_What this task involves_
The records appear below. Copy each one exactly.

_Information provided_
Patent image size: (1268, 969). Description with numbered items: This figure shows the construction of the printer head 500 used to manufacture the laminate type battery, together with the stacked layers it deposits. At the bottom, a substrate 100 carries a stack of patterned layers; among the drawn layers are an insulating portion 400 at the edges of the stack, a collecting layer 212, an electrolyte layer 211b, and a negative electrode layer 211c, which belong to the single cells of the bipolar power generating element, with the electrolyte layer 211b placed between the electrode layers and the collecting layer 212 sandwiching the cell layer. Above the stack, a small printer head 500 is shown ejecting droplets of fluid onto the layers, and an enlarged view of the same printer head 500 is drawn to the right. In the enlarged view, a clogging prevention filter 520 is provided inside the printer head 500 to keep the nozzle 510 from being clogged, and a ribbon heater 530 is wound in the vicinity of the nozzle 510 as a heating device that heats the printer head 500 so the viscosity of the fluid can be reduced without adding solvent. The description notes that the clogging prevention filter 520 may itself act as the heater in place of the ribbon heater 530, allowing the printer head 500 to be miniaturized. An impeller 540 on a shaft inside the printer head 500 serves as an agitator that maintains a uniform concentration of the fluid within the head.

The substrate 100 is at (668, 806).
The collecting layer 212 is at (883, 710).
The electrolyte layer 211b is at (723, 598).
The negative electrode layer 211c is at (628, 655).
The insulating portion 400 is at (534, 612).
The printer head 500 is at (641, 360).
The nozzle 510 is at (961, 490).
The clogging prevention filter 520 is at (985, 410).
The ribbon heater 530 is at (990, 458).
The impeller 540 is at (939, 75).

_Expected output_
Patent image size: (1268, 969). Description with numbered items: This figure shows the construction of the printer head 500 used to manufacture the laminate type battery, together with the stacked layers it deposits. At the bottom, a substrate 100 carries a stack of patterned layers; among the drawn layers are an insulating portion 400 at the edges of the stack, a collecting layer 212, an electrolyte layer 211b, and a negative electrode layer 211c, which belong to the single cells of the bipolar power generating element, with the electrolyte layer 211b placed between the electrode layers and the collecting layer 212 sandwiching the cell layer. Above the stack, a small printer head 500 is shown ejecting droplets of fluid onto the layers, and an enlarged view of the same printer head 500 is drawn to the right. In the enlarged view, a clogging prevention filter 520 is provided inside the printer head 500 to keep the nozzle 510 from being clogged, and a ribbon heater 530 is wound in the vicinity of the nozzle 510 as a heating device that heats the printer head 500 so the viscosity of the fluid can be reduced without adding solvent. The description notes that the clogging prevention filter 520 may itself act as the heater in place of the ribbon heater 530, allowing the printer head 500 to be miniaturized. An impeller 540 on a shaft inside the printer head 500 serves as an agitator that maintains a uniform concentration of the fluid within the head.

The substrate 100 is at (668, 806).
The collecting layer 212 is at (883, 710).
The electrolyte layer 211b is at (723, 598).
The negative electrode layer 211c is at (628, 655).
The insulating portion 400 is at (534, 612).
The printer head 500 is at (641, 360).
The nozzle 510 is at (961, 490).
The clogging prevention filter 520 is at (985, 410).
The ribbon heater 530 is at (990, 458).
The impeller 540 is at (939, 75).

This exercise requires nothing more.